## BEGIN Data extract

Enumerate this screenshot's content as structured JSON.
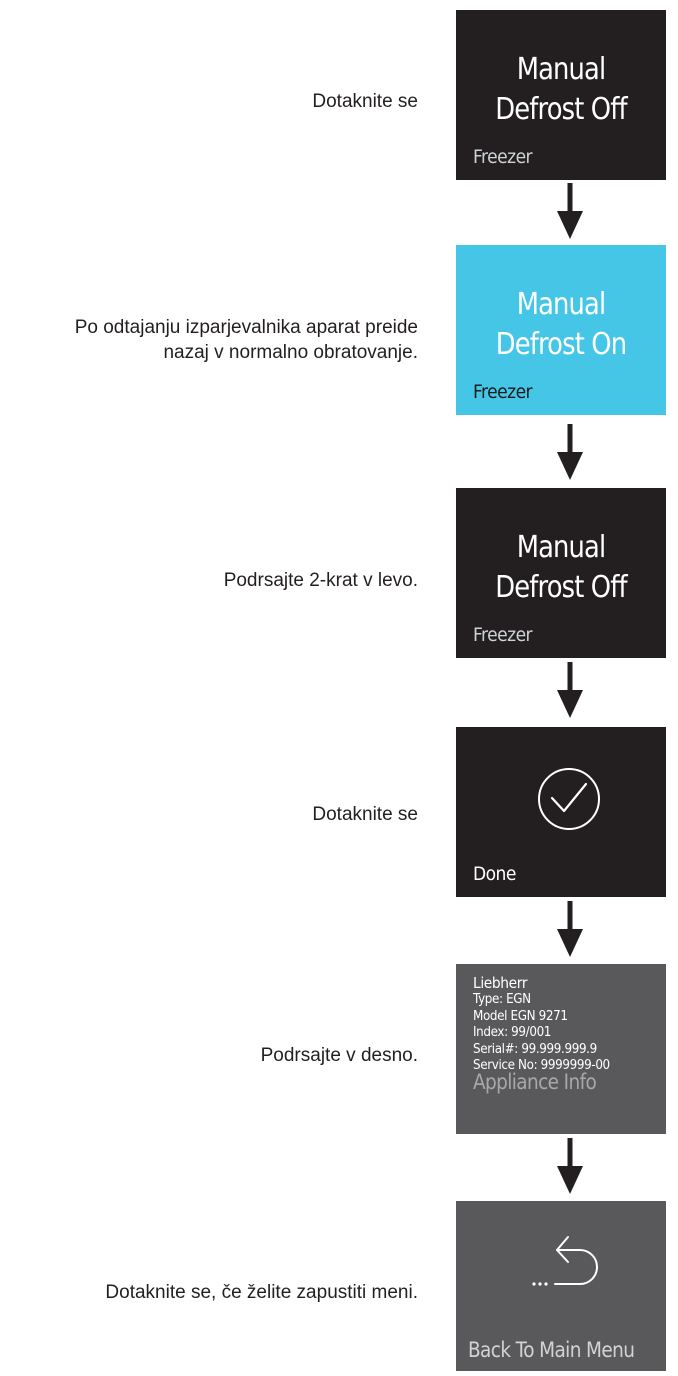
{
  "steps": [
    {
      "instruction": "Dotaknite se",
      "title": "Manual\nDefrost Off",
      "title_line1": "Manual",
      "title_line2": "Defrost Off",
      "subtitle": "Freezer"
    },
    {
      "instruction_line1": "Po odtajanju izparjevalnika aparat preide",
      "instruction_line2": "nazaj v normalno obratovanje.",
      "title_line1": "Manual",
      "title_line2": "Defrost On",
      "subtitle": "Freezer"
    },
    {
      "instruction": "Podrsajte 2-krat v levo.",
      "title_line1": "Manual",
      "title_line2": "Defrost Off",
      "subtitle": "Freezer"
    },
    {
      "instruction": "Dotaknite se",
      "icon": "checkmark-circle-icon",
      "subtitle": "Done"
    },
    {
      "instruction": "Podrsajte v desno.",
      "info": {
        "brand": "Liebherr",
        "type": "Type: EGN",
        "model": "Model EGN 9271",
        "index": "Index: 99/001",
        "serial": "Serial#: 99.999.999.9",
        "service": "Service No: 9999999-00"
      },
      "subtitle": "Appliance Info"
    },
    {
      "instruction": "Dotaknite se, če želite zapustiti meni.",
      "icon": "back-arrow-icon",
      "subtitle": "Back To Main Menu"
    }
  ],
  "colors": {
    "dark_box": "#231f20",
    "active_box": "#45c6e6",
    "grey_box": "#59595b",
    "arrow": "#231f20"
  },
  "arrow_icon": "down-arrow-icon"
}
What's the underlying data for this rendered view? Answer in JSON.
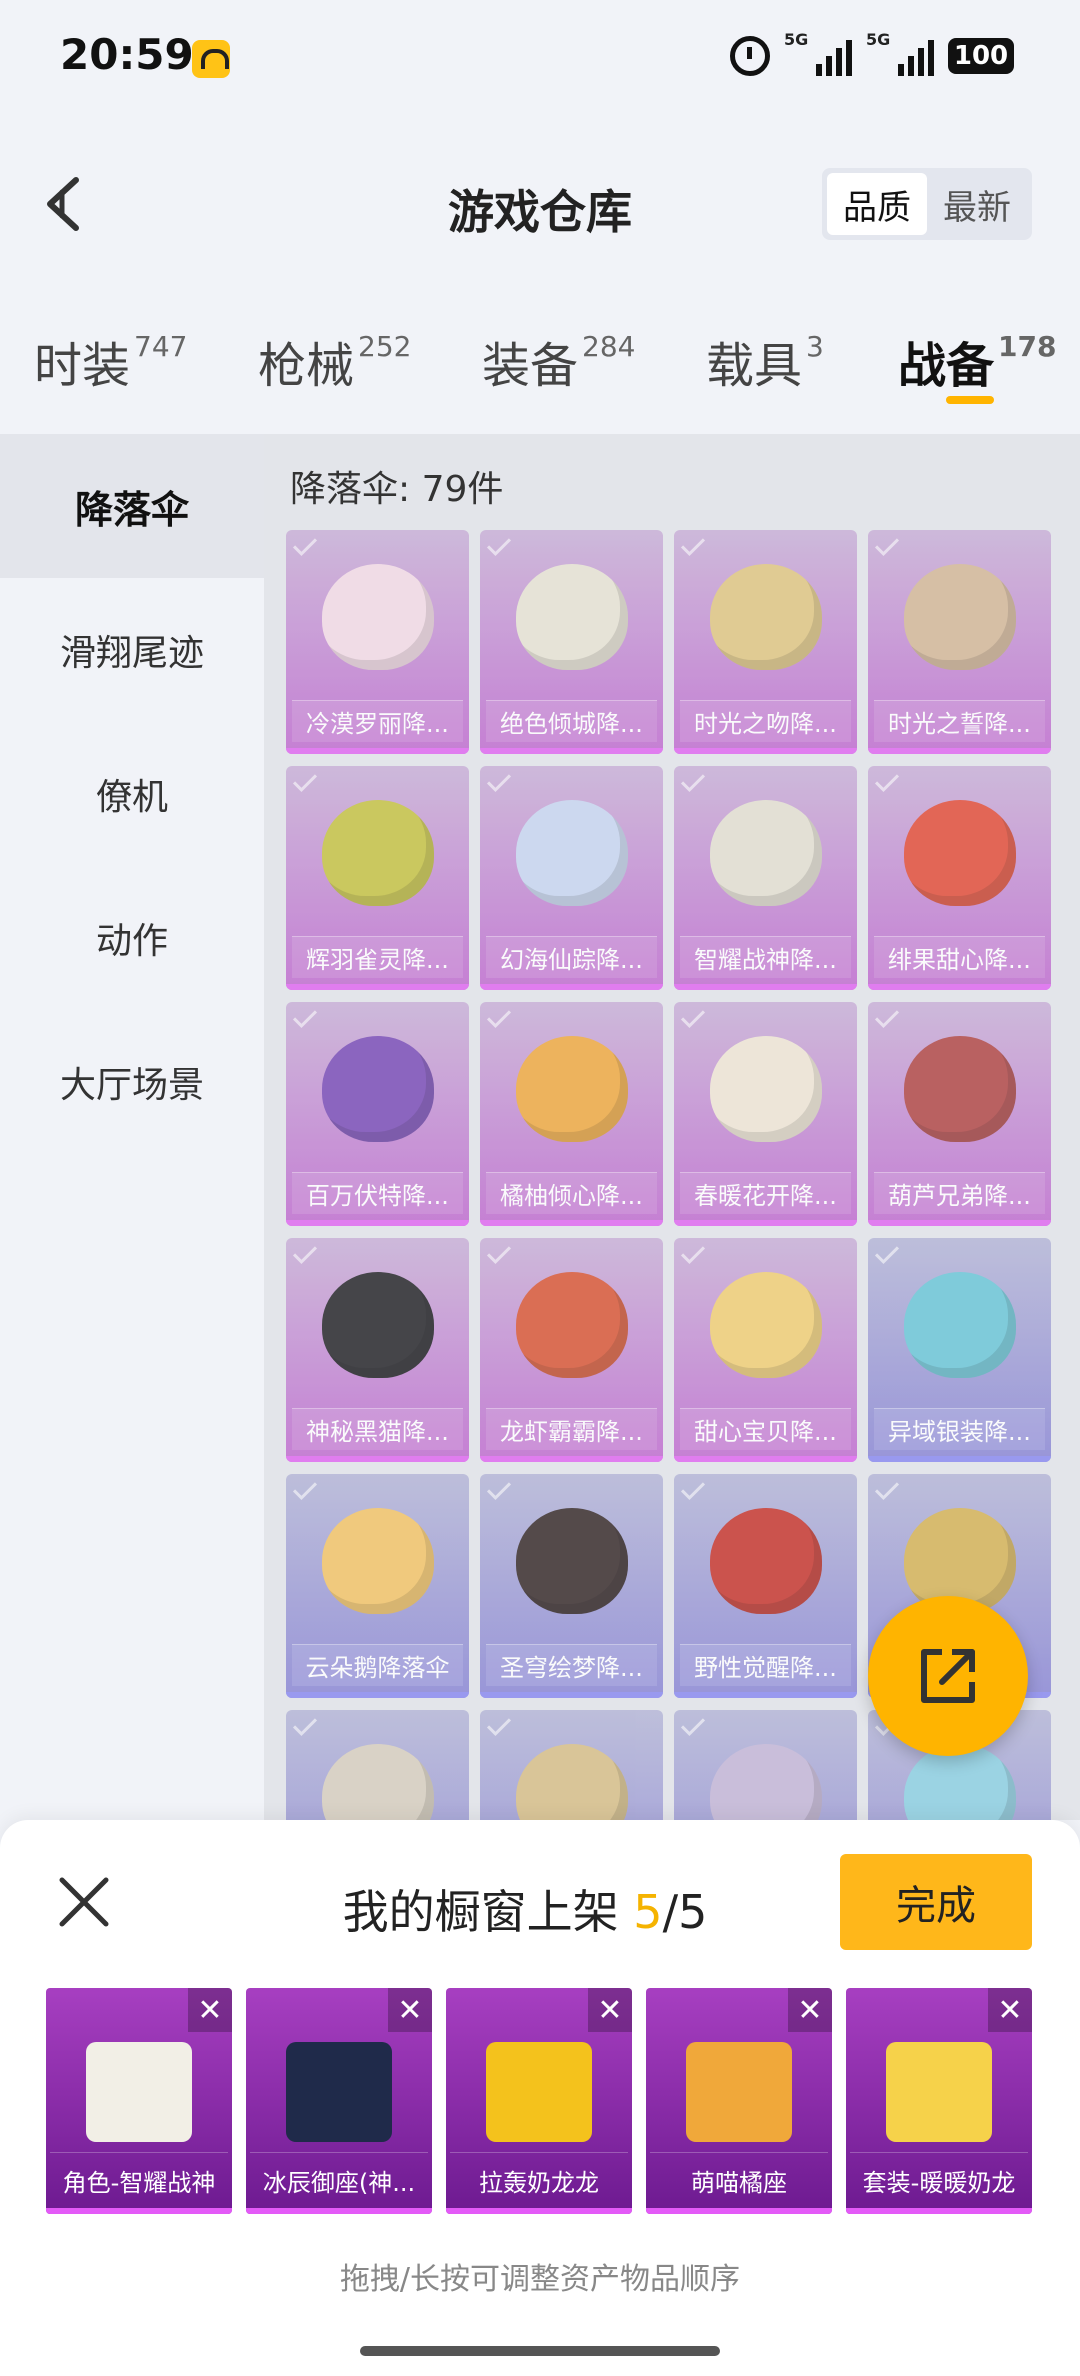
{
  "status_bar": {
    "time": "20:59",
    "signal_1_label": "5G",
    "signal_2_label": "5G",
    "battery": "100"
  },
  "header": {
    "title": "游戏仓库",
    "sort_options": [
      "品质",
      "最新"
    ],
    "sort_selected": "品质"
  },
  "categories": [
    {
      "label": "时装",
      "count": "747"
    },
    {
      "label": "枪械",
      "count": "252"
    },
    {
      "label": "装备",
      "count": "284"
    },
    {
      "label": "载具",
      "count": "3"
    },
    {
      "label": "战备",
      "count": "178"
    }
  ],
  "active_category": "战备",
  "sidebar": {
    "items": [
      "降落伞",
      "滑翔尾迹",
      "僚机",
      "动作",
      "大厅场景"
    ],
    "active": "降落伞"
  },
  "main": {
    "count_label": "降落伞: 79件",
    "items": [
      {
        "name": "冷漠罗丽降...",
        "color": "#f3dbe6",
        "rarity": "purple"
      },
      {
        "name": "绝色倾城降...",
        "color": "#e7e3d4",
        "rarity": "purple"
      },
      {
        "name": "时光之吻降...",
        "color": "#e0c785",
        "rarity": "purple"
      },
      {
        "name": "时光之誓降...",
        "color": "#d4b99a",
        "rarity": "purple"
      },
      {
        "name": "辉羽雀灵降...",
        "color": "#c6c347",
        "rarity": "purple"
      },
      {
        "name": "幻海仙踪降...",
        "color": "#c9d6f0",
        "rarity": "purple"
      },
      {
        "name": "智耀战神降...",
        "color": "#e3e0d2",
        "rarity": "purple"
      },
      {
        "name": "绯果甜心降...",
        "color": "#e2513d",
        "rarity": "purple"
      },
      {
        "name": "百万伏特降...",
        "color": "#7c4fb8",
        "rarity": "purple"
      },
      {
        "name": "橘柚倾心降...",
        "color": "#efab45",
        "rarity": "purple"
      },
      {
        "name": "春暖花开降...",
        "color": "#efe6d6",
        "rarity": "purple"
      },
      {
        "name": "葫芦兄弟降...",
        "color": "#b24a4a",
        "rarity": "purple"
      },
      {
        "name": "神秘黑猫降...",
        "color": "#2a2a2e",
        "rarity": "purple"
      },
      {
        "name": "龙虾霸霸降...",
        "color": "#d95a3a",
        "rarity": "purple"
      },
      {
        "name": "甜心宝贝降...",
        "color": "#f0cf78",
        "rarity": "purple"
      },
      {
        "name": "异域银装降...",
        "color": "#6ec7d8",
        "rarity": "blue"
      },
      {
        "name": "云朵鹅降落伞",
        "color": "#f3c56a",
        "rarity": "blue"
      },
      {
        "name": "圣穹绘梦降...",
        "color": "#3c2f2f",
        "rarity": "blue"
      },
      {
        "name": "野性觉醒降...",
        "color": "#c73a32",
        "rarity": "blue"
      },
      {
        "name": "",
        "color": "#d6b45a",
        "rarity": "blue"
      },
      {
        "name": "",
        "color": "#d8cfc0",
        "rarity": "blue"
      },
      {
        "name": "",
        "color": "#d8c08a",
        "rarity": "blue"
      },
      {
        "name": "",
        "color": "#c5b8d8",
        "rarity": "blue"
      },
      {
        "name": "",
        "color": "#8fd0e2",
        "rarity": "blue"
      }
    ]
  },
  "panel": {
    "title_prefix": "我的橱窗上架 ",
    "count_current": "5",
    "count_sep": "/",
    "count_total": "5",
    "done_label": "完成",
    "showcase": [
      {
        "name": "角色-智耀战神",
        "color": "#f2efe6"
      },
      {
        "name": "冰辰御座(神...",
        "color": "#1f2a4a"
      },
      {
        "name": "拉轰奶龙龙",
        "color": "#f4c21c"
      },
      {
        "name": "萌喵橘座",
        "color": "#f0a83a"
      },
      {
        "name": "套装-暖暖奶龙",
        "color": "#f6d24a"
      }
    ],
    "hint": "拖拽/长按可调整资产物品顺序"
  }
}
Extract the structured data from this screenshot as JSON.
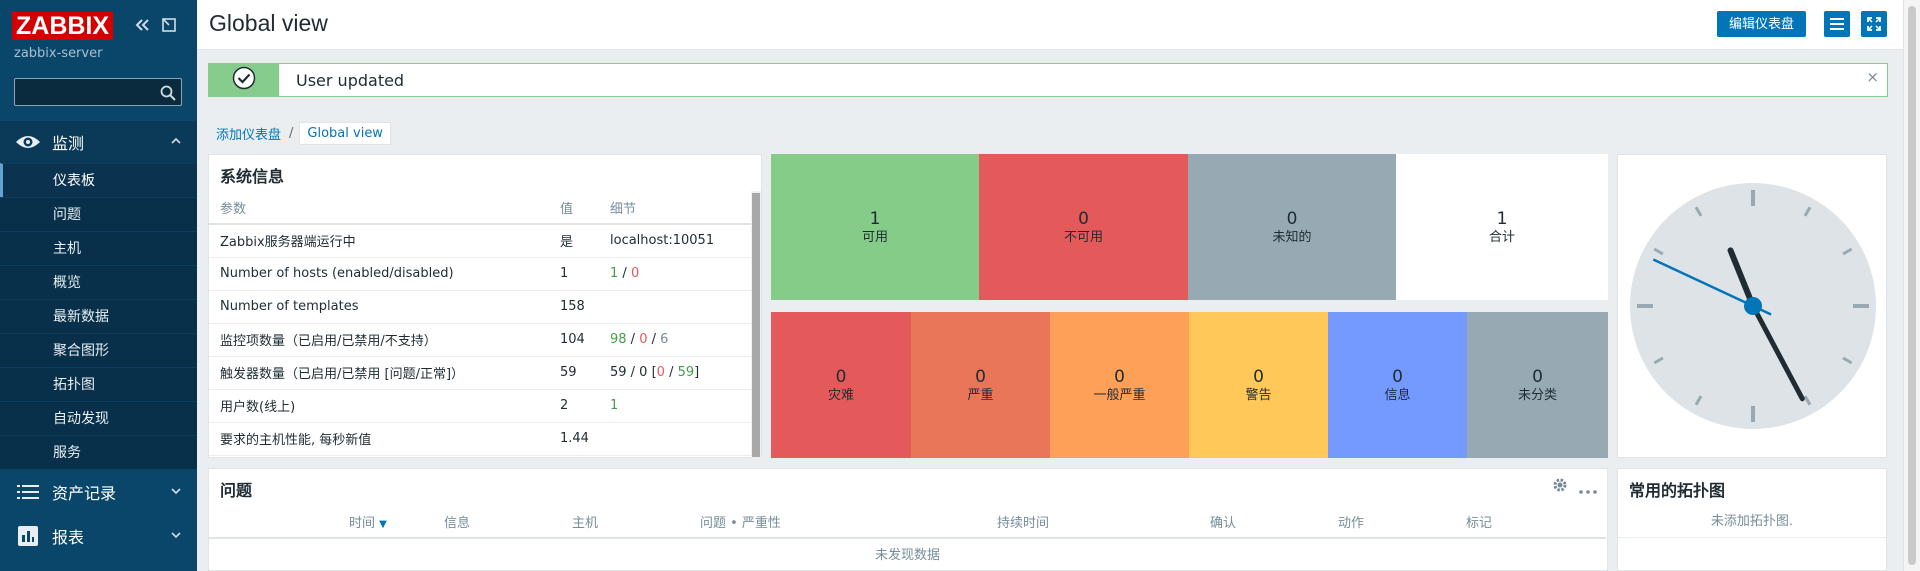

## END Data extract

▸ To be done
Collect the lines that hold "JSON".

▸ Completed exercise
Enumerate this screenshot's content as structured JSON.
What's the underlying data for this rendered view? Answer in JSON.
Extract the structured data from this screenshot as JSON.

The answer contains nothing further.